Task requirements:
Will you write out all the entries below exactly?

Stored data entries:

** START **

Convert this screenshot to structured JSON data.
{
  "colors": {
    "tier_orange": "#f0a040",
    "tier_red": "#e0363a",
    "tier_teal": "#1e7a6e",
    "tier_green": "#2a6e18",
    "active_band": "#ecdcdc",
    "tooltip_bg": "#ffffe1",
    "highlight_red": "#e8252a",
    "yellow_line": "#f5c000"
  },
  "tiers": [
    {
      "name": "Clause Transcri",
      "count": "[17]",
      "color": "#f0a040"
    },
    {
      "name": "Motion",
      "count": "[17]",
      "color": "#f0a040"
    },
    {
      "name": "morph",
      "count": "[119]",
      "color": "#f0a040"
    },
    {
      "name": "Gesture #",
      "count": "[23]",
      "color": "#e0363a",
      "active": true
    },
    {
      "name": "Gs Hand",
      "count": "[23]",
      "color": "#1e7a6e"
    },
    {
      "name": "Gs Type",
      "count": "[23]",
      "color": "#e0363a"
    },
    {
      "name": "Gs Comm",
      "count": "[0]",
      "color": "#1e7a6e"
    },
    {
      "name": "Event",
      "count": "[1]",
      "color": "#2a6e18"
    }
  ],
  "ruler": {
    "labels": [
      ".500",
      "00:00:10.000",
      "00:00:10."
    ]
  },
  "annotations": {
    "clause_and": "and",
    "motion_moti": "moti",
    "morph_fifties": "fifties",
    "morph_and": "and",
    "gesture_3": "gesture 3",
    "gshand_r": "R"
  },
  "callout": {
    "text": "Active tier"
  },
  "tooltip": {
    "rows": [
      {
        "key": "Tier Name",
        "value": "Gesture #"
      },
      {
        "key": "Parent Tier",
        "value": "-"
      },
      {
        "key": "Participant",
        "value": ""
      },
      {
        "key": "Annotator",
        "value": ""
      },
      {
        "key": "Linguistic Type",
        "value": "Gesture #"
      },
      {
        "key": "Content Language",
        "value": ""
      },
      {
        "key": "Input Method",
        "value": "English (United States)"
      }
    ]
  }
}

** END **

Answer to this exercise:
Convert this screenshot to structured JSON data.
{
  "colors": {
    "tier_orange": "#f0a040",
    "tier_red": "#e0363a",
    "tier_teal": "#1e7a6e",
    "tier_green": "#2a6e18",
    "active_band": "#ecdcdc",
    "tooltip_bg": "#ffffe1",
    "highlight_red": "#e8252a",
    "yellow_line": "#f5c000"
  },
  "tiers": [
    {
      "name": "Clause Transcri",
      "count": "[17]",
      "color": "#f0a040"
    },
    {
      "name": "Motion",
      "count": "[17]",
      "color": "#f0a040"
    },
    {
      "name": "morph",
      "count": "[119]",
      "color": "#f0a040"
    },
    {
      "name": "Gesture #",
      "count": "[23]",
      "color": "#e0363a",
      "active": true
    },
    {
      "name": "Gs Hand",
      "count": "[23]",
      "color": "#1e7a6e"
    },
    {
      "name": "Gs Type",
      "count": "[23]",
      "color": "#e0363a"
    },
    {
      "name": "Gs Comm",
      "count": "[0]",
      "color": "#1e7a6e"
    },
    {
      "name": "Event",
      "count": "[1]",
      "color": "#2a6e18"
    }
  ],
  "ruler": {
    "labels": [
      ".500",
      "00:00:10.000",
      "00:00:10."
    ]
  },
  "annotations": {
    "clause_and": "and",
    "motion_moti": "moti",
    "morph_fifties": "fifties",
    "morph_and": "and",
    "gesture_3": "gesture 3",
    "gshand_r": "R"
  },
  "callout": {
    "text": "Active tier"
  },
  "tooltip": {
    "rows": [
      {
        "key": "Tier Name",
        "value": "Gesture #"
      },
      {
        "key": "Parent Tier",
        "value": "-"
      },
      {
        "key": "Participant",
        "value": ""
      },
      {
        "key": "Annotator",
        "value": ""
      },
      {
        "key": "Linguistic Type",
        "value": "Gesture #"
      },
      {
        "key": "Content Language",
        "value": ""
      },
      {
        "key": "Input Method",
        "value": "English (United States)"
      }
    ]
  }
}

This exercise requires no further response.